• _Source excerpt_
Reserve Life Index (RLI)

Pengrowth’s proved RLI decreased from 10.0 years to 8.9 years and the proved plus probable RLI of 10.6 years can be compared to last year’s established value of 11.6 years.

                         
Reserve Life Index
  2003
  2002
  2001
Total Proved
    8.9       10.0       11.7  
Proved plus Probable (Established reserves prior to 2003)
    10.6       11.6       13.6  

Development

During 2003 Pengrowth spent $85.7 million on development and optimization activities. The largest expenditures relate to Judy Creek ($21.5 million), SOEP ($15 million), Weyburn ($8.7 million), Cessford ($7.2 million) and Oak ($6.1 million). Pengrowth does not typically participate in exploration activities and in 2003 most of the capital spent on development was directed towards arresting production declines and not finding new reserves.

In Judy Creek the 2003 activities were focused on drilling four infill producers and one horizontal miscible injector, pattern optimization and exploitation of the shallower gas horizons occurred with the drilling of two gas wells. These initiatives resulted in the addition of 1.1 mmboe to proved producing company interest reserves.

(Saved entries)
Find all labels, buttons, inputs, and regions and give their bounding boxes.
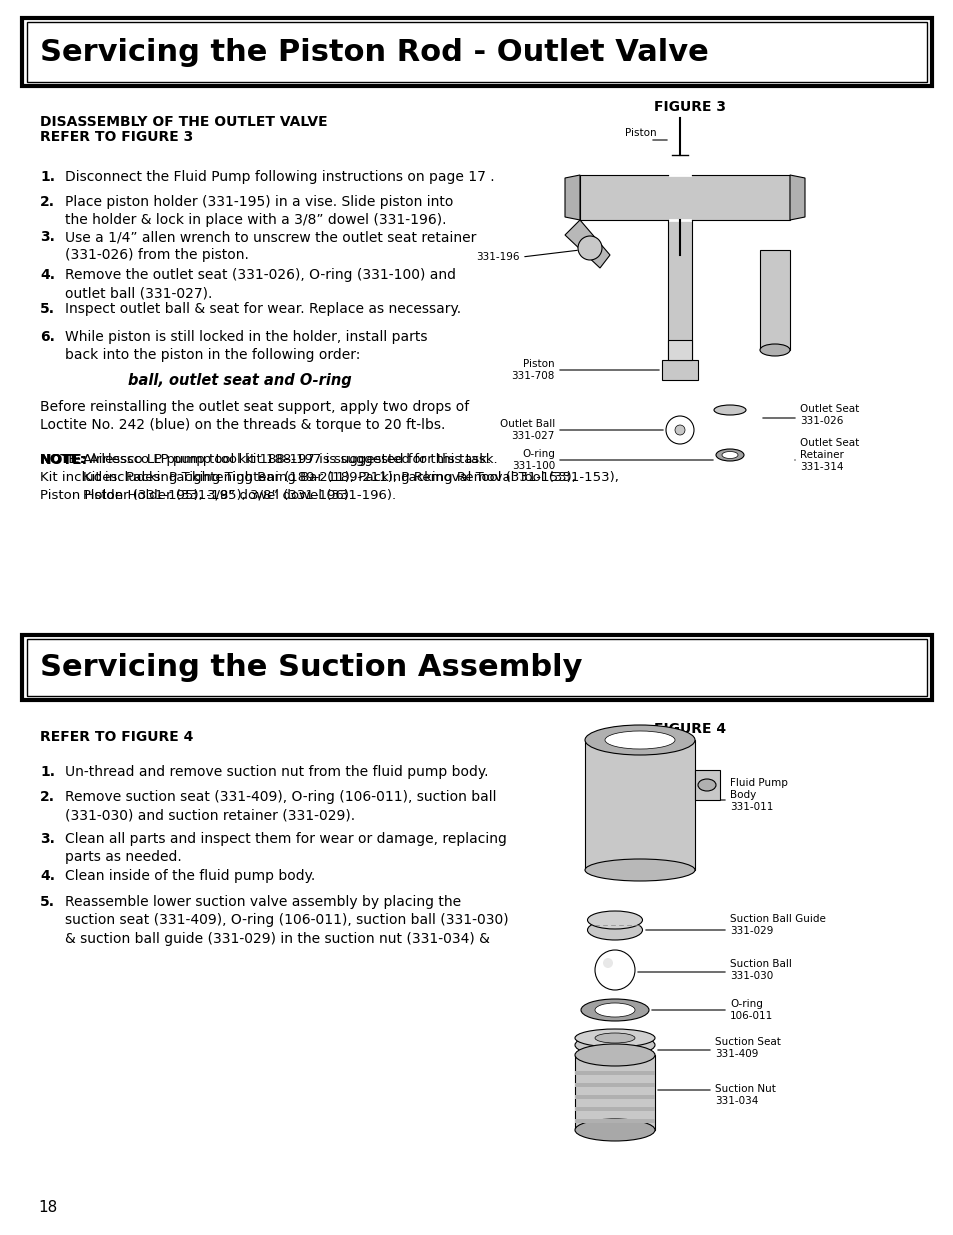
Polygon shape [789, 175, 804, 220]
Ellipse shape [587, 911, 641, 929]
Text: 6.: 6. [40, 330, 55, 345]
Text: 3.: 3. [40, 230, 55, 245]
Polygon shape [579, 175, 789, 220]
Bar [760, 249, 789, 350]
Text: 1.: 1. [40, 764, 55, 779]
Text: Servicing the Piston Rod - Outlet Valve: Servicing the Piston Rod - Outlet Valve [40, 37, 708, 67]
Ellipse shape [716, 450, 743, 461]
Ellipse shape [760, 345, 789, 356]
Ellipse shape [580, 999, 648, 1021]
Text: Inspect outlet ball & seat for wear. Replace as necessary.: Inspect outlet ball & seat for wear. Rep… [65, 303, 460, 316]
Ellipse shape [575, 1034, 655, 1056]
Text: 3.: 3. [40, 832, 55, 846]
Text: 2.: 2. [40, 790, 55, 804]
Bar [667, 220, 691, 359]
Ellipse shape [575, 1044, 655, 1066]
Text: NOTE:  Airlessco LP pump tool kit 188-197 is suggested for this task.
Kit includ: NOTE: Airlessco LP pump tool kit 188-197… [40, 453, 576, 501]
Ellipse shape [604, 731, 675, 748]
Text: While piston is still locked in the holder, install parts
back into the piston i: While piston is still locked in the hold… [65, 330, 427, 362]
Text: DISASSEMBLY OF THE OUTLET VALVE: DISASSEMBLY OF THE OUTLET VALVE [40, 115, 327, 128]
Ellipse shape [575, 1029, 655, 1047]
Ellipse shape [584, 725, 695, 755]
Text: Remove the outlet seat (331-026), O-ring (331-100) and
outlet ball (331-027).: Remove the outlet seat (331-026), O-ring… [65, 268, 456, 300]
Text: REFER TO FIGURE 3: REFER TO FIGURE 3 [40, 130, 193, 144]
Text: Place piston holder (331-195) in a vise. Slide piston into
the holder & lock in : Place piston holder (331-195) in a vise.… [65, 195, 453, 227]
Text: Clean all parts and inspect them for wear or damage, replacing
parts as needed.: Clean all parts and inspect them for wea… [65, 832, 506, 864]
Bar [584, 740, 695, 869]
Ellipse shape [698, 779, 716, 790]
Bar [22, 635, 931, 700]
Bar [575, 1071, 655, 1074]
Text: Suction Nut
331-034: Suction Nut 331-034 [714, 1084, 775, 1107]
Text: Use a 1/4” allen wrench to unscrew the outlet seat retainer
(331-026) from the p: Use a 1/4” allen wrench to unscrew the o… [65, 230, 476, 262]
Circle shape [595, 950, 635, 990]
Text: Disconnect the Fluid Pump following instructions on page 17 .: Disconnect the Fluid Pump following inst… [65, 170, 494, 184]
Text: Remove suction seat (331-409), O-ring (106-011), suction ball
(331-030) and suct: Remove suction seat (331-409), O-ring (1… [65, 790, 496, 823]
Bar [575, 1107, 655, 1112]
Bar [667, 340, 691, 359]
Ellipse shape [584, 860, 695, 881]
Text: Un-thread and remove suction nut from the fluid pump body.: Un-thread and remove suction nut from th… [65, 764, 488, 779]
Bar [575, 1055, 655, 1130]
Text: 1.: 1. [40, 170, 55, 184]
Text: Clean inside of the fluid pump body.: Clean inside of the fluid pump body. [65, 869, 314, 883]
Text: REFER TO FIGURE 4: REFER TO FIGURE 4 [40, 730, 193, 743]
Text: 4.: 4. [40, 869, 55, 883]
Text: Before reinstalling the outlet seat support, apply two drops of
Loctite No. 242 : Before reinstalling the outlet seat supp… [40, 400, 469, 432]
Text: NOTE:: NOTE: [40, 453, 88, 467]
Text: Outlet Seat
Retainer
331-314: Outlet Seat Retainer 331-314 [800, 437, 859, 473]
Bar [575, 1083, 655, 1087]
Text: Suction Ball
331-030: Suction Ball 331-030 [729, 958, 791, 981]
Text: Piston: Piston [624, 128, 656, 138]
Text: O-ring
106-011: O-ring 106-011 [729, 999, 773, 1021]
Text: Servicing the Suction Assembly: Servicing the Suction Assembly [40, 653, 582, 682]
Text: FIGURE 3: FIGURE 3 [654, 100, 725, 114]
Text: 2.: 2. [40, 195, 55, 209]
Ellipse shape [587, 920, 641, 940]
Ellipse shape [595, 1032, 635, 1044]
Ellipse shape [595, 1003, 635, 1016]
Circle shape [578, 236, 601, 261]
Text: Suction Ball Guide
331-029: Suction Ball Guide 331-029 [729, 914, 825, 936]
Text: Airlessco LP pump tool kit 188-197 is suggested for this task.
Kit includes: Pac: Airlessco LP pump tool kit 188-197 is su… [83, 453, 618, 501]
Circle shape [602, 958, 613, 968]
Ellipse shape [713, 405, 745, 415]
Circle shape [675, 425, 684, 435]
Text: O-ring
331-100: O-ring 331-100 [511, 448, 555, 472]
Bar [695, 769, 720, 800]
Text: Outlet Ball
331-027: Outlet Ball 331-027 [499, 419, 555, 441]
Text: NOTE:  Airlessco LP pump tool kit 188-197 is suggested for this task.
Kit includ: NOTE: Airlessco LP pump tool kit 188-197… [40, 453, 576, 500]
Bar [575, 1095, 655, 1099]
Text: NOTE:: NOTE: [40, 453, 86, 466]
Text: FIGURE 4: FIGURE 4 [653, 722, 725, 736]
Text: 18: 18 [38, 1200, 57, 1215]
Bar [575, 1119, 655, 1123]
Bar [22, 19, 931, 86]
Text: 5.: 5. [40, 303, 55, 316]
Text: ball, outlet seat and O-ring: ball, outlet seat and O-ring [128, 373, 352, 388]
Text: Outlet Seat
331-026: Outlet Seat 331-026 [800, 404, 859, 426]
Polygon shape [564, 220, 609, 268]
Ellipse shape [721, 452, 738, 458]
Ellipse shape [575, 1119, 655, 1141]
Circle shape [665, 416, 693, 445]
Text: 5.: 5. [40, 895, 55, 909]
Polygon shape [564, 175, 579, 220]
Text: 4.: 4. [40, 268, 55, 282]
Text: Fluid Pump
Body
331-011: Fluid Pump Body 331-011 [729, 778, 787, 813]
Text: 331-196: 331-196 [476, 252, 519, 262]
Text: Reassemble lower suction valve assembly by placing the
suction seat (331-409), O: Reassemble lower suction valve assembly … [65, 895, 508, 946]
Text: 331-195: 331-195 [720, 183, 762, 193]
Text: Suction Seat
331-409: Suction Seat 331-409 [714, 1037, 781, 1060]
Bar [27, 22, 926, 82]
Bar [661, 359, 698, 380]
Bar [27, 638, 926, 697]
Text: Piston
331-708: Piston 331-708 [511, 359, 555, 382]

• _Complete the following_
• 1. Echo the passage from the Pengrowth reserves excerpt starting with "Pengrowth’s proved RLI" and going on through "value of 11.6 years.", keeping every word unchanged.
• 2. Return each line of the records that contains the word "Before", copied in full.
The text and the records are unrelated pieces of material.

• _Answers_
• 1.
Pengrowth’s proved RLI decreased from 10.0 years to 8.9 years and the proved plus probable RLI of 10.6 years can be compared to last year’s established value of 11.6 years.

• 2.
Text: Before reinstalling the outlet seat support, apply two drops of
Loctite No. 242 : Before reinstalling the outlet seat supp… [40, 400, 469, 432]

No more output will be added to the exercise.